• **EXERCISE DIRECTIONS**: Copy all lines holding the word "Average" from the entries.

|---|

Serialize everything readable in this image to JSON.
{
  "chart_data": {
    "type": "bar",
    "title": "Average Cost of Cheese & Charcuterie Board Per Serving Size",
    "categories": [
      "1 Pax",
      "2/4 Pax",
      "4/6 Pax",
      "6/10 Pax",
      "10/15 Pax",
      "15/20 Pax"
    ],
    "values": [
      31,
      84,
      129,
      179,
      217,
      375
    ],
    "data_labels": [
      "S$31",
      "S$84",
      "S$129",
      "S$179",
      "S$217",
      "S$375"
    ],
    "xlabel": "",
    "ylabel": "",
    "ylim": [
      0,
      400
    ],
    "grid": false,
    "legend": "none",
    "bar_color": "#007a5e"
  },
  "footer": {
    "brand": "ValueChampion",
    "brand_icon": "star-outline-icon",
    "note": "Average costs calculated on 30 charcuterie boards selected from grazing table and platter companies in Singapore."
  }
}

|---|

• **ANSWER**:
    "title": "Average Cost of Cheese & Charcuterie Board Per Serving Size",
    "note": "Average costs calculated on 30 charcuterie boards selected from grazing table and platter companies in Singapore."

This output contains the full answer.